%%
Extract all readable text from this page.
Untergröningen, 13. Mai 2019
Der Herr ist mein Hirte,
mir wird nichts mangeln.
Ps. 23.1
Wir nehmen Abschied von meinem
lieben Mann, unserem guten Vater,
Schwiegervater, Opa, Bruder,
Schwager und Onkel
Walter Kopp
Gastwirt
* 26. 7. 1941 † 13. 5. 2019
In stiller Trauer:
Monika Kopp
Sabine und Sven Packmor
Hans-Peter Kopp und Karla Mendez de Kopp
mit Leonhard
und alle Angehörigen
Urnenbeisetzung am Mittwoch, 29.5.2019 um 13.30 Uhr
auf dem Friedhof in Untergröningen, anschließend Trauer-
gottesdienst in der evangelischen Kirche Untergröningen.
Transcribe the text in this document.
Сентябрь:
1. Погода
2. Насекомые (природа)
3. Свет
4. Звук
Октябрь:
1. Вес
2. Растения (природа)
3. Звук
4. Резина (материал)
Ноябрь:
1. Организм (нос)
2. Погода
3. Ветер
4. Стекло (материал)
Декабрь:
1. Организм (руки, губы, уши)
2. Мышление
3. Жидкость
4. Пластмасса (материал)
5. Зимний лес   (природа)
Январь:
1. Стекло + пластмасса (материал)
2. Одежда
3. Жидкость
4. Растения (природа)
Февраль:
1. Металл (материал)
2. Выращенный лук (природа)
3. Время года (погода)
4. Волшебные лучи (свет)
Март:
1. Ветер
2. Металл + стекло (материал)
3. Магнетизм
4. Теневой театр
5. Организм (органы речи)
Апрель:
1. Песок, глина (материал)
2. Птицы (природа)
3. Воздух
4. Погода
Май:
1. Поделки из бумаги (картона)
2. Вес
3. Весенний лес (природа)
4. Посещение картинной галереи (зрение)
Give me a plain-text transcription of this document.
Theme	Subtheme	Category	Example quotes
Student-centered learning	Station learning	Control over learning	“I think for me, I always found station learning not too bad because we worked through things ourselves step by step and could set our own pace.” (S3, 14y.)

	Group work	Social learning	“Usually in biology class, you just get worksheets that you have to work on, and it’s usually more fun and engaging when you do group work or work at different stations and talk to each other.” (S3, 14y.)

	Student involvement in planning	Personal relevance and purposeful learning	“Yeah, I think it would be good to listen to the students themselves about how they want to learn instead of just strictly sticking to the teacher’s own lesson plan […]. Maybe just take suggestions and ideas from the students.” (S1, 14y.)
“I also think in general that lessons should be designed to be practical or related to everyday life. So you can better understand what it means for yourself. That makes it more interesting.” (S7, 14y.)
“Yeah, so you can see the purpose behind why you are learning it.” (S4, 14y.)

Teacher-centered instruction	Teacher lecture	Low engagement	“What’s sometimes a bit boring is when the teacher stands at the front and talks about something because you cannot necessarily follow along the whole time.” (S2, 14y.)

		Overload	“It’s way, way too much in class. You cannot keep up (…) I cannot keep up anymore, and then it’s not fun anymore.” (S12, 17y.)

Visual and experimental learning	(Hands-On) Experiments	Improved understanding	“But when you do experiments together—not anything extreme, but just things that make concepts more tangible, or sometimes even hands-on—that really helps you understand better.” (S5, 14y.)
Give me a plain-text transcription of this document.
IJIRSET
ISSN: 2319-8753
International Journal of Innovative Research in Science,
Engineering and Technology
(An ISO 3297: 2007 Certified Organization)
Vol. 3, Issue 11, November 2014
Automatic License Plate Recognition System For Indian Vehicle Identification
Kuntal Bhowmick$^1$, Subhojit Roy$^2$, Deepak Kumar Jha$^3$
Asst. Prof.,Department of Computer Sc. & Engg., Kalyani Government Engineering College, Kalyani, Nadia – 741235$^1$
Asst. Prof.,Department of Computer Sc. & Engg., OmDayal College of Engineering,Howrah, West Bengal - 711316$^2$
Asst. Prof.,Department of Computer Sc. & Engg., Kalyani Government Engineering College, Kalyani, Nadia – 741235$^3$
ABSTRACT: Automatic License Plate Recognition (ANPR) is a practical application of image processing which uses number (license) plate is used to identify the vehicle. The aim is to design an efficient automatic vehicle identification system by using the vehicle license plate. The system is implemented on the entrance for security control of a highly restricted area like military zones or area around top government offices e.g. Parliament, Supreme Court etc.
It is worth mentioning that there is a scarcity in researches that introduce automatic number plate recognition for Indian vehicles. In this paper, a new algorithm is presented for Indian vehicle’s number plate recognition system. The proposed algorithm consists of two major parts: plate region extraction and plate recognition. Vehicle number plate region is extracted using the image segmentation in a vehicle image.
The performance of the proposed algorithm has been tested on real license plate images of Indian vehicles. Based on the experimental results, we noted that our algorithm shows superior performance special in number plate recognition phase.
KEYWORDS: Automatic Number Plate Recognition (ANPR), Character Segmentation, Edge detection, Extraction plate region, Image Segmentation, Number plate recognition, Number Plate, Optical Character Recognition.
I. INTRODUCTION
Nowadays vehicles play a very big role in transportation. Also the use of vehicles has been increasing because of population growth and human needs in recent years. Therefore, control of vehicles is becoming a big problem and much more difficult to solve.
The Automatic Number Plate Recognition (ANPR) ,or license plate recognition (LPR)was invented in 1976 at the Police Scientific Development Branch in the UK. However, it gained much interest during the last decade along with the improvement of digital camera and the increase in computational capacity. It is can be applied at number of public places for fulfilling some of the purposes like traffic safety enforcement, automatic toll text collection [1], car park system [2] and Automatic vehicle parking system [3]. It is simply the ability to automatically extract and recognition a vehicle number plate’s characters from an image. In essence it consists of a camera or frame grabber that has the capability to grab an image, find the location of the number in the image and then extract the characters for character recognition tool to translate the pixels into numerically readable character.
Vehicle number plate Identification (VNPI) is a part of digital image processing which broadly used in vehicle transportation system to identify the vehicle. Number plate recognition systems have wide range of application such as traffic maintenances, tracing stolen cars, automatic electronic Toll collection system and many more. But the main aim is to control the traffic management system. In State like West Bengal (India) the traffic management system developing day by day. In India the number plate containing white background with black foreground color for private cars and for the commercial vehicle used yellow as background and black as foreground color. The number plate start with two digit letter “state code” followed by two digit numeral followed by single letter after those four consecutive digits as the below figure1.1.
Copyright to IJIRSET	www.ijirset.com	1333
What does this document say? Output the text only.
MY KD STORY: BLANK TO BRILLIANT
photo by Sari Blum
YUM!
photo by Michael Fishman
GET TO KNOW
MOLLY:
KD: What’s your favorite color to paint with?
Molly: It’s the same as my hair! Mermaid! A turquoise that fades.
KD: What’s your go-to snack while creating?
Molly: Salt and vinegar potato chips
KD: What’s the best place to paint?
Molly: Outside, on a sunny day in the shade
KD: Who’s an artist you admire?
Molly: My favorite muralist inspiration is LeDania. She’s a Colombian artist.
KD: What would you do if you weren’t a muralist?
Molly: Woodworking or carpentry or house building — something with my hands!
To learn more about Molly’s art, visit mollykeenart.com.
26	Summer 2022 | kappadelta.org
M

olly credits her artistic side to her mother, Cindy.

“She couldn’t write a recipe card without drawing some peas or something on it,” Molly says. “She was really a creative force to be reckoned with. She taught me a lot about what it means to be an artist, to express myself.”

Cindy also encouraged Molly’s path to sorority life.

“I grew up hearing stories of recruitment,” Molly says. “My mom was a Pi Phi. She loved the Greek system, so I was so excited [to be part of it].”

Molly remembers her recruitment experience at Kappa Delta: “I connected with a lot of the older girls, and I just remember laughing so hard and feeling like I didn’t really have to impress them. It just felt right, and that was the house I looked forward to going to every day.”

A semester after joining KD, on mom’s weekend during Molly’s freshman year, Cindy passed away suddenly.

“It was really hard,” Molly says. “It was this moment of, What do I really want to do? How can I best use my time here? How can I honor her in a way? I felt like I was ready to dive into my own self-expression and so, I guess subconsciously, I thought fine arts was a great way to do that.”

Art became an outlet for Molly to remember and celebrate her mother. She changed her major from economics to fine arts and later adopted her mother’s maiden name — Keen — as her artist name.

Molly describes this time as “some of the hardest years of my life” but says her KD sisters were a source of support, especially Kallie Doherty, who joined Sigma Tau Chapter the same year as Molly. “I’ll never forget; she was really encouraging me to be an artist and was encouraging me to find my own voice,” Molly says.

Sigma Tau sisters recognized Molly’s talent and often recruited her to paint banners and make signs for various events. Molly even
%%
* [Exercise description] Copy out every line from the data above that has "Nadia" in it.

* [Response]
Asst. Prof.,Department of Computer Sc. & Engg., Kalyani Government Engineering College, Kalyani, Nadia – 741235$^1$
Asst. Prof.,Department of Computer Sc. & Engg., Kalyani Government Engineering College, Kalyani, Nadia – 741235$^3$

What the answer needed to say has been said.